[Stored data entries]
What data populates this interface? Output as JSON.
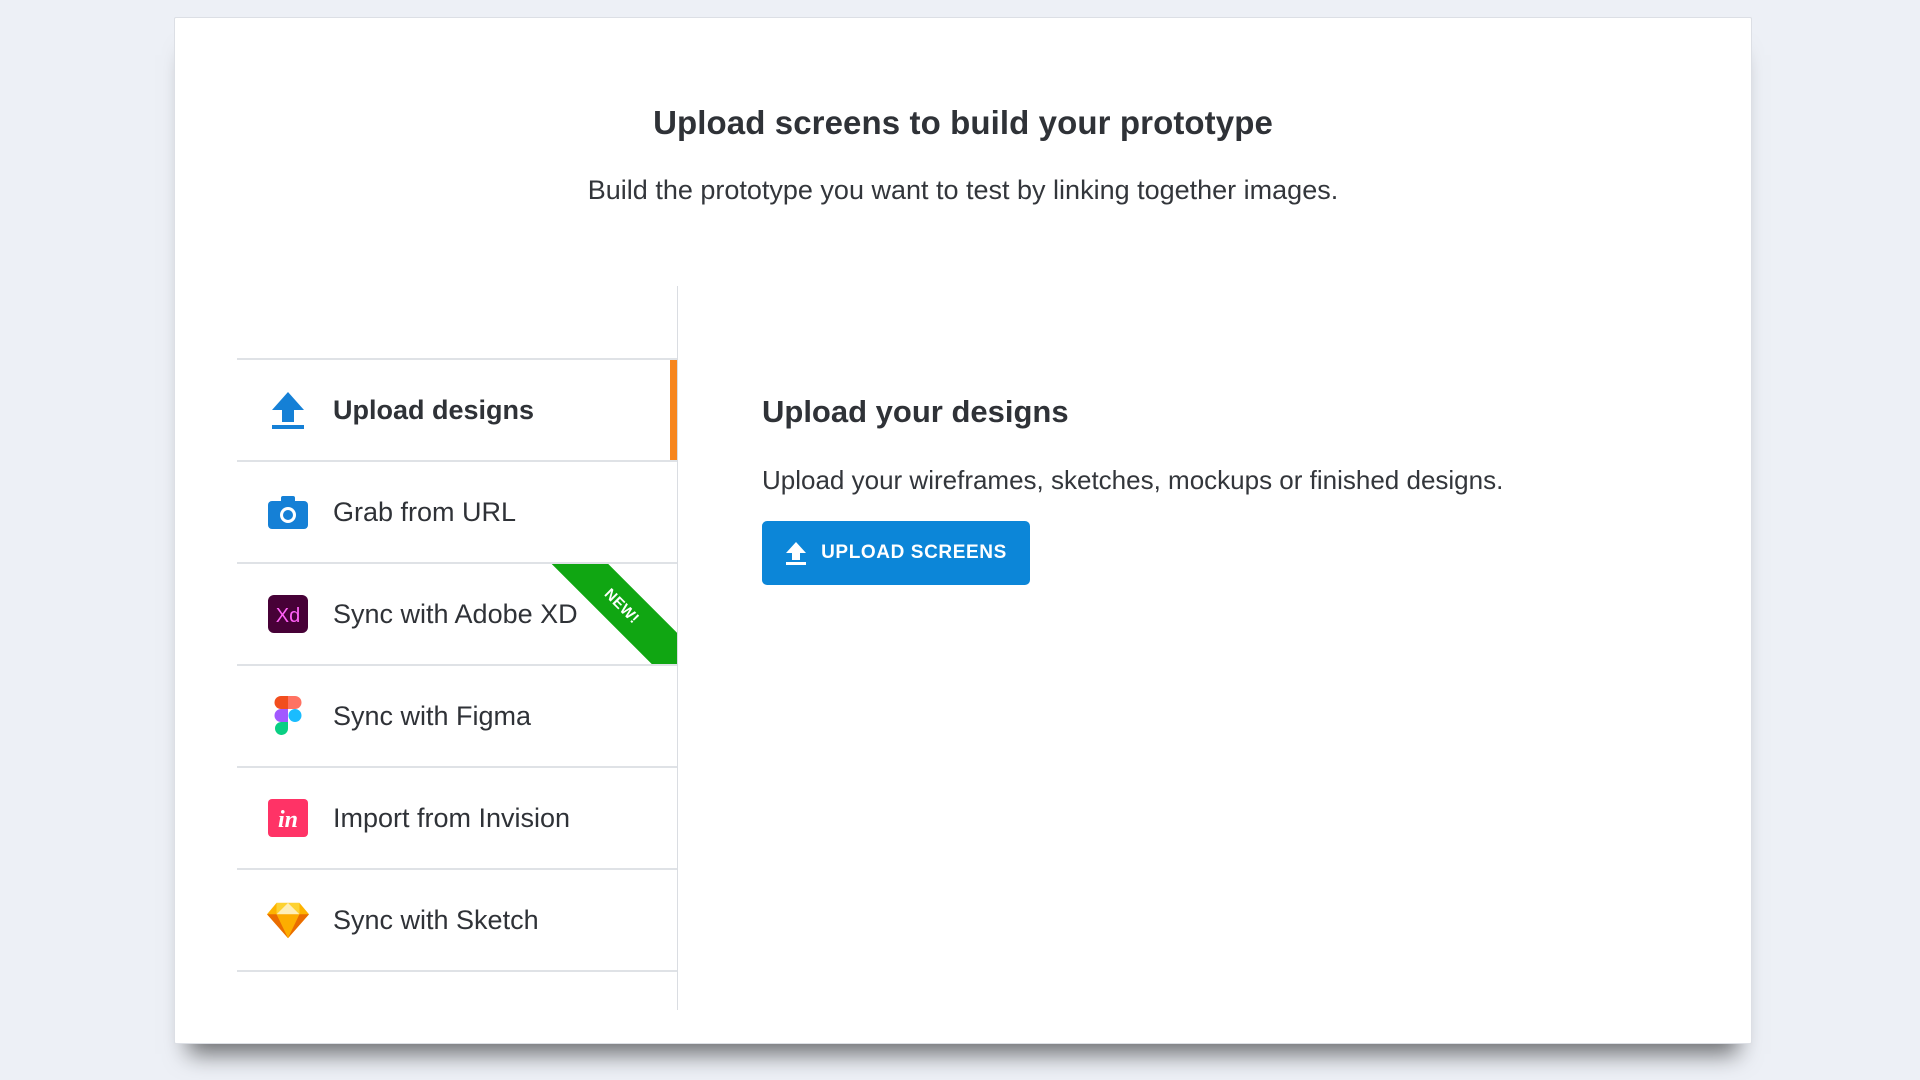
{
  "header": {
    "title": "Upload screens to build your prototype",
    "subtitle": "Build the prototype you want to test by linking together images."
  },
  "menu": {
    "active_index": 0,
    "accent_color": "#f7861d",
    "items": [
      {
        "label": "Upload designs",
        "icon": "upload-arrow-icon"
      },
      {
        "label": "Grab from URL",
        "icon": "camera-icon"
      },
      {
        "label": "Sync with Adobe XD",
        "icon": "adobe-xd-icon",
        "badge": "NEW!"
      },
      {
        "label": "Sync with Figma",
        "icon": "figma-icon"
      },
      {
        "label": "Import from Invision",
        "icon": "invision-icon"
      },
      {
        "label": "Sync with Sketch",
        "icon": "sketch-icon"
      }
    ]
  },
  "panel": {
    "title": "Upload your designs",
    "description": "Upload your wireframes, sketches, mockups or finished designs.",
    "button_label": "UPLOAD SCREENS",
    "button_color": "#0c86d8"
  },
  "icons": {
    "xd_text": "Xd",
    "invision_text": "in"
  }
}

> **Problem statement**
Across the preceding material, how many lines contain the word "with"? State the number alone.

> **Solution to the exercise**
3